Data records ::
▽

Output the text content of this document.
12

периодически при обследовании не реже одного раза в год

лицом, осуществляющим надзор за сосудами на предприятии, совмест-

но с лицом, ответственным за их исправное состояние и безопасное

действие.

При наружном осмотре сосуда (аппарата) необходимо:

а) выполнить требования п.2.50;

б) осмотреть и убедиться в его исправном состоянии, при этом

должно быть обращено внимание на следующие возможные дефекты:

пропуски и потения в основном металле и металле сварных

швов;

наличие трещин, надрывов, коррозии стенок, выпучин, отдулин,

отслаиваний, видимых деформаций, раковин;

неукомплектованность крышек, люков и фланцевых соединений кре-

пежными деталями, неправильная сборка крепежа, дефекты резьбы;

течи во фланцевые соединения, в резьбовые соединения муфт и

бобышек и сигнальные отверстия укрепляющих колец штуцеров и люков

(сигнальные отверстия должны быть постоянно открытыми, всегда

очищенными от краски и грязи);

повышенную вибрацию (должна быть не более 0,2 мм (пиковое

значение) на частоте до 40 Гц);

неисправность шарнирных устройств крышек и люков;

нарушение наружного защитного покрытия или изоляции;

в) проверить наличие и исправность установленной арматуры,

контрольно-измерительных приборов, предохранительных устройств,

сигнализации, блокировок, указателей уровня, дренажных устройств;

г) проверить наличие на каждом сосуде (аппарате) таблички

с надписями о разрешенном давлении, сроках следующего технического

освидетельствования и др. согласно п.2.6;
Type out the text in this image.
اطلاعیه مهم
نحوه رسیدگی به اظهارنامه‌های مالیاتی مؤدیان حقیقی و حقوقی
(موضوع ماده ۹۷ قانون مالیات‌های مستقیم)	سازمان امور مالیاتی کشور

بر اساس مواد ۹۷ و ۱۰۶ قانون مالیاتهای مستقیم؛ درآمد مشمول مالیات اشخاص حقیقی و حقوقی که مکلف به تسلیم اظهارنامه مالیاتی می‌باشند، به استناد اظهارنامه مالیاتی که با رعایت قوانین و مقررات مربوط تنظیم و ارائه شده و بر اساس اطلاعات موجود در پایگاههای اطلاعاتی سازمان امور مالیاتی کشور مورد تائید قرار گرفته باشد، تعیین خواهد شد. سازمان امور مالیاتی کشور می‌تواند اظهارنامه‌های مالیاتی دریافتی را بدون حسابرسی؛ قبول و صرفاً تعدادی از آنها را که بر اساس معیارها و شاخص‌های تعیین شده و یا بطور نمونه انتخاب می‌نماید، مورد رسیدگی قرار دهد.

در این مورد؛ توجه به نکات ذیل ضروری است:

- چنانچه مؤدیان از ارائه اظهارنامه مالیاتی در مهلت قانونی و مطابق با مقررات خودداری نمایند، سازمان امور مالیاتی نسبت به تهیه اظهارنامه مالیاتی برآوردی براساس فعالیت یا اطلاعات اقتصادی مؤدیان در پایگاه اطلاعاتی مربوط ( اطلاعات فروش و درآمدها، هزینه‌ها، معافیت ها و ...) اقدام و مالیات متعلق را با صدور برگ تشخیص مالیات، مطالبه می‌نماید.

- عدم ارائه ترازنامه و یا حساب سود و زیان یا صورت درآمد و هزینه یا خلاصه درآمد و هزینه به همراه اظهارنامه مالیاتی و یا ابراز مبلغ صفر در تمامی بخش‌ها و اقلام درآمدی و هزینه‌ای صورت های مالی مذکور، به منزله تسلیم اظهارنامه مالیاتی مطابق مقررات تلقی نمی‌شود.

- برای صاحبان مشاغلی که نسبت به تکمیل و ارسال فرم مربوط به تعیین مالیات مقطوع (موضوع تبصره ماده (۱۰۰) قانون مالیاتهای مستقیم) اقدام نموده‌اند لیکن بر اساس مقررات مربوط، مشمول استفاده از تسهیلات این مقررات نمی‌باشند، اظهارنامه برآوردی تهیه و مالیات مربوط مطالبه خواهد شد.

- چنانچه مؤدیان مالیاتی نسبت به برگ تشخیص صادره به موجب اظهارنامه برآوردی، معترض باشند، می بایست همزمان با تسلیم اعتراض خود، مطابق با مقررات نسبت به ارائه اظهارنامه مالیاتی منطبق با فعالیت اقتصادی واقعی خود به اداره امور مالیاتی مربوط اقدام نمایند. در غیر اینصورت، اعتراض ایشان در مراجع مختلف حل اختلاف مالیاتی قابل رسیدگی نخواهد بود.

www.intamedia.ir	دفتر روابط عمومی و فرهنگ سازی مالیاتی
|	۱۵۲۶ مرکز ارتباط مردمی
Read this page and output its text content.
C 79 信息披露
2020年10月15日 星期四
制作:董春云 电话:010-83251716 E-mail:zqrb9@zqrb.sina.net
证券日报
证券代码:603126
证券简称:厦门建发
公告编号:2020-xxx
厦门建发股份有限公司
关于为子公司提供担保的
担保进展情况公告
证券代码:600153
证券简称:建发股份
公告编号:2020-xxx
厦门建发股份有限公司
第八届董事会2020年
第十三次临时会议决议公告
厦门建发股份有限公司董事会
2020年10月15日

△

Return the full listing, character for character.

Output the text content of this document.
12

периодически при обследовании не реже одного раза в год

лицом, осуществляющим надзор за сосудами на предприятии, совмест-

но с лицом, ответственным за их исправное состояние и безопасное

действие.

При наружном осмотре сосуда (аппарата) необходимо:

а) выполнить требования п.2.50;

б) осмотреть и убедиться в его исправном состоянии, при этом

должно быть обращено внимание на следующие возможные дефекты:

пропуски и потения в основном металле и металле сварных

швов;

наличие трещин, надрывов, коррозии стенок, выпучин, отдулин,

отслаиваний, видимых деформаций, раковин;

неукомплектованность крышек, люков и фланцевых соединений кре-

пежными деталями, неправильная сборка крепежа, дефекты резьбы;

течи во фланцевые соединения, в резьбовые соединения муфт и

бобышек и сигнальные отверстия укрепляющих колец штуцеров и люков

(сигнальные отверстия должны быть постоянно открытыми, всегда

очищенными от краски и грязи);

повышенную вибрацию (должна быть не более 0,2 мм (пиковое

значение) на частоте до 40 Гц);

неисправность шарнирных устройств крышек и люков;

нарушение наружного защитного покрытия или изоляции;

в) проверить наличие и исправность установленной арматуры,

контрольно-измерительных приборов, предохранительных устройств,

сигнализации, блокировок, указателей уровня, дренажных устройств;

г) проверить наличие на каждом сосуде (аппарате) таблички

с надписями о разрешенном давлении, сроках следующего технического

освидетельствования и др. согласно п.2.6;
Type out the text in this image.
اطلاعیه مهم
نحوه رسیدگی به اظهارنامه‌های مالیاتی مؤدیان حقیقی و حقوقی
(موضوع ماده ۹۷ قانون مالیات‌های مستقیم)	سازمان امور مالیاتی کشور

بر اساس مواد ۹۷ و ۱۰۶ قانون مالیاتهای مستقیم؛ درآمد مشمول مالیات اشخاص حقیقی و حقوقی که مکلف به تسلیم اظهارنامه مالیاتی می‌باشند، به استناد اظهارنامه مالیاتی که با رعایت قوانین و مقررات مربوط تنظیم و ارائه شده و بر اساس اطلاعات موجود در پایگاههای اطلاعاتی سازمان امور مالیاتی کشور مورد تائید قرار گرفته باشد، تعیین خواهد شد. سازمان امور مالیاتی کشور می‌تواند اظهارنامه‌های مالیاتی دریافتی را بدون حسابرسی؛ قبول و صرفاً تعدادی از آنها را که بر اساس معیارها و شاخص‌های تعیین شده و یا بطور نمونه انتخاب می‌نماید، مورد رسیدگی قرار دهد.

در این مورد؛ توجه به نکات ذیل ضروری است:

- چنانچه مؤدیان از ارائه اظهارنامه مالیاتی در مهلت قانونی و مطابق با مقررات خودداری نمایند، سازمان امور مالیاتی نسبت به تهیه اظهارنامه مالیاتی برآوردی براساس فعالیت یا اطلاعات اقتصادی مؤدیان در پایگاه اطلاعاتی مربوط ( اطلاعات فروش و درآمدها، هزینه‌ها، معافیت ها و ...) اقدام و مالیات متعلق را با صدور برگ تشخیص مالیات، مطالبه می‌نماید.

- عدم ارائه ترازنامه و یا حساب سود و زیان یا صورت درآمد و هزینه یا خلاصه درآمد و هزینه به همراه اظهارنامه مالیاتی و یا ابراز مبلغ صفر در تمامی بخش‌ها و اقلام درآمدی و هزینه‌ای صورت های مالی مذکور، به منزله تسلیم اظهارنامه مالیاتی مطابق مقررات تلقی نمی‌شود.

- برای صاحبان مشاغلی که نسبت به تکمیل و ارسال فرم مربوط به تعیین مالیات مقطوع (موضوع تبصره ماده (۱۰۰) قانون مالیاتهای مستقیم) اقدام نموده‌اند لیکن بر اساس مقررات مربوط، مشمول استفاده از تسهیلات این مقررات نمی‌باشند، اظهارنامه برآوردی تهیه و مالیات مربوط مطالبه خواهد شد.

- چنانچه مؤدیان مالیاتی نسبت به برگ تشخیص صادره به موجب اظهارنامه برآوردی، معترض باشند، می بایست همزمان با تسلیم اعتراض خود، مطابق با مقررات نسبت به ارائه اظهارنامه مالیاتی منطبق با فعالیت اقتصادی واقعی خود به اداره امور مالیاتی مربوط اقدام نمایند. در غیر اینصورت، اعتراض ایشان در مراجع مختلف حل اختلاف مالیاتی قابل رسیدگی نخواهد بود.

www.intamedia.ir	دفتر روابط عمومی و فرهنگ سازی مالیاتی
|	۱۵۲۶ مرکز ارتباط مردمی
Read this page and output its text content.
C 79 信息披露
2020年10月15日 星期四
制作:董春云 电话:010-83251716 E-mail:zqrb9@zqrb.sina.net
证券日报
证券代码:603126
证券简称:厦门建发
公告编号:2020-xxx
厦门建发股份有限公司
关于为子公司提供担保的
担保进展情况公告
证券代码:600153
证券简称:建发股份
公告编号:2020-xxx
厦门建发股份有限公司
第八届董事会2020年
第十三次临时会议决议公告
厦门建发股份有限公司董事会
2020年10月15日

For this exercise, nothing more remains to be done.